Text passage:
In 1943, in open court, an American lawyer described Charlie Chaplin as “a little runt of a Svengali,” a “lecherous hound who lied like a cheap cockney cad.” The lawyer went on to call upon “American mothers and wives to stop this gray-headed buzzard dead in his tracks.” The world was at war and Charlie Chaplin was being hauled through the courts in a highly publicized, bitter and vituperative paternity suit. It was a low point in the extraordinary life of the world’s most popular entertainer, arguably the most famous film star in the history of the movies, but worse was to come.

What you will do:
Reproduce the passage on Charlie Chaplin's 1943 paternity suit word for word.

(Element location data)
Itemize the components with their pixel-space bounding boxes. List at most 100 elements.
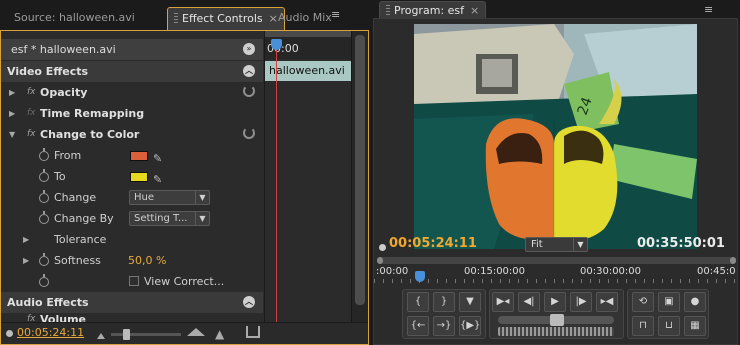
step-back-icon[interactable]: ◀|	[518, 292, 540, 312]
ruler-ticks	[374, 279, 737, 283]
time-ruler[interactable]: :00:00 00:15:00:00 00:30:00:00 00:45:0	[374, 265, 737, 285]
ruler-zoom-bar[interactable]	[377, 257, 736, 264]
view-correction-checkbox[interactable]	[129, 276, 139, 286]
current-timecode[interactable]: 00:05:24:11	[389, 236, 477, 251]
zoom-max-icon[interactable]: ▲	[215, 327, 224, 341]
tab-effect-controls[interactable]: Effect Controls ×	[167, 7, 285, 30]
zoom-bar-handle-right[interactable]	[730, 257, 736, 264]
panel-grip-icon[interactable]	[174, 13, 178, 23]
set-in-point-icon[interactable]: {	[407, 292, 429, 312]
param-row-softness[interactable]: ▶ Softness 50,0 %	[1, 250, 263, 271]
panel-grip-icon[interactable]	[386, 5, 390, 15]
param-row-tolerance[interactable]: ▶ Tolerance	[1, 229, 263, 250]
zoom-bar[interactable]	[265, 31, 351, 37]
set-out-point-icon[interactable]: }	[433, 292, 455, 312]
close-icon[interactable]: ×	[470, 4, 479, 17]
scroll-thumb[interactable]	[355, 35, 365, 305]
ruler-tick-label: :00:00	[376, 266, 409, 277]
set-marker-icon[interactable]: ▼	[459, 292, 481, 312]
playhead-line[interactable]	[276, 39, 277, 344]
tab-source-label: Source: halloween.avi	[14, 11, 135, 24]
step-forward-icon[interactable]: |▶	[570, 292, 592, 312]
audio-effects-label: Audio Effects	[7, 296, 89, 309]
stopwatch-icon[interactable]	[39, 253, 49, 266]
play-in-to-out-icon[interactable]: {▶}	[459, 316, 481, 336]
extract-icon[interactable]: ⊔	[658, 316, 680, 336]
collapse-up-icon[interactable]: ︿	[243, 296, 255, 308]
effect-row-opacity[interactable]: ▶ fx Opacity	[1, 82, 263, 103]
zoom-out-icon[interactable]	[97, 332, 105, 339]
tab-audio-mixer-label: Audio Mix	[278, 11, 332, 24]
stopwatch-icon[interactable]	[39, 211, 49, 224]
go-to-in-icon[interactable]: {←	[407, 316, 429, 336]
fx-badge-icon[interactable]: fx	[27, 82, 36, 103]
zoom-in-icon[interactable]	[187, 328, 205, 336]
safe-margins-icon[interactable]: ▣	[658, 292, 680, 312]
param-row-to: To ✎	[1, 166, 263, 187]
panel-menu-icon[interactable]: ≡	[331, 8, 349, 24]
effect-row-time-remapping[interactable]: ▶ fx Time Remapping	[1, 103, 263, 124]
expand-triangle-icon[interactable]: ▶	[9, 82, 15, 103]
stopwatch-icon[interactable]	[39, 190, 49, 203]
zoom-dropdown-value: Fit	[531, 239, 543, 250]
time-remapping-label: Time Remapping	[40, 107, 145, 120]
collapse-up-icon[interactable]: ︿	[243, 65, 255, 77]
play-icon[interactable]: ▶	[544, 292, 566, 312]
stopwatch-icon[interactable]	[39, 148, 49, 161]
timeline-clip[interactable]: halloween.avi	[265, 61, 351, 81]
stopwatch-icon[interactable]	[39, 274, 49, 287]
playhead-handle-icon[interactable]	[415, 271, 425, 282]
to-color-swatch[interactable]	[130, 172, 148, 182]
zoom-bar-handle-left[interactable]	[377, 257, 383, 264]
softness-value[interactable]: 50,0 %	[128, 250, 166, 271]
show-timeline-icon[interactable]: »	[243, 43, 255, 55]
go-to-previous-edit-icon[interactable]: ▶◂	[492, 292, 514, 312]
effect-row-volume[interactable]: fx Volume	[1, 313, 263, 322]
loop-icon[interactable]: ⟲	[632, 292, 654, 312]
effect-controls-panel-group: Source: halloween.avi Effect Controls × A…	[0, 0, 369, 345]
playhead-handle-icon[interactable]	[271, 39, 282, 50]
zoom-slider[interactable]	[111, 329, 181, 340]
effect-row-change-to-color[interactable]: ▼ fx Change to Color	[1, 124, 263, 145]
lift-icon[interactable]: ⊓	[632, 316, 654, 336]
video-frame[interactable]: 24	[414, 24, 697, 249]
change-dropdown-value: Hue	[134, 192, 155, 203]
ruler-tick-label: 00:30:00:00	[580, 266, 642, 277]
change-by-dropdown-value: Setting T...	[134, 213, 188, 224]
expand-triangle-icon[interactable]: ▶	[23, 250, 29, 271]
chevron-down-icon: ▼	[195, 191, 209, 204]
shuttle-slider[interactable]	[498, 314, 614, 326]
change-dropdown[interactable]: Hue ▼	[129, 190, 210, 205]
footer-timecode[interactable]: 00:05:24:11	[17, 326, 84, 339]
stopwatch-icon[interactable]	[39, 169, 49, 182]
toggle-audio-icon[interactable]	[246, 326, 260, 338]
tab-audio-mixer[interactable]: Audio Mix	[272, 7, 338, 30]
softness-label: Softness	[54, 254, 101, 267]
collapse-triangle-icon[interactable]: ▼	[9, 124, 15, 145]
zoom-slider-thumb[interactable]	[123, 329, 130, 340]
jog-disk[interactable]	[498, 327, 614, 336]
fx-badge-icon[interactable]: fx	[27, 124, 36, 145]
opacity-label: Opacity	[40, 86, 88, 99]
output-icon[interactable]: ●	[684, 292, 706, 312]
expand-triangle-icon[interactable]: ▶	[23, 229, 29, 250]
sequence-clip-name: esf * halloween.avi	[11, 43, 116, 56]
go-to-out-icon[interactable]: →}	[433, 316, 455, 336]
from-color-swatch[interactable]	[130, 151, 148, 161]
fx-badge-icon[interactable]: fx	[27, 313, 36, 322]
sequence-clip-row: esf * halloween.avi »	[1, 39, 263, 60]
effect-controls-panel: esf * halloween.avi » Video Effects ︿ ▶ …	[0, 30, 369, 345]
shuttle-thumb[interactable]	[550, 314, 564, 326]
reset-icon[interactable]	[243, 127, 255, 139]
change-by-dropdown[interactable]: Setting T... ▼	[129, 211, 210, 226]
fx-badge-icon: fx	[27, 108, 36, 118]
zoom-dropdown[interactable]: Fit ▼	[525, 237, 588, 252]
expand-triangle-icon[interactable]: ▶	[9, 103, 15, 124]
tab-source[interactable]: Source: halloween.avi	[8, 7, 141, 30]
param-row-change: Change Hue ▼	[1, 187, 263, 208]
panel-menu-icon[interactable]: ≡	[704, 3, 722, 16]
trim-icon[interactable]: ▦	[684, 316, 706, 336]
reset-icon[interactable]	[243, 85, 255, 97]
vertical-scrollbar[interactable]	[351, 31, 368, 344]
go-to-next-edit-icon[interactable]: ▸◀	[596, 292, 618, 312]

Reply:
In 1943, in open court, an American lawyer described Charlie Chaplin as “a little runt of a Svengali,” a “lecherous hound who lied like a cheap cockney cad.” The lawyer went on to call upon “American mothers and wives to stop this gray-headed buzzard dead in his tracks.” The world was at war and Charlie Chaplin was being hauled through the courts in a highly publicized, bitter and vituperative paternity suit. It was a low point in the extraordinary life of the world’s most popular entertainer, arguably the most famous film star in the history of the movies, but worse was to come.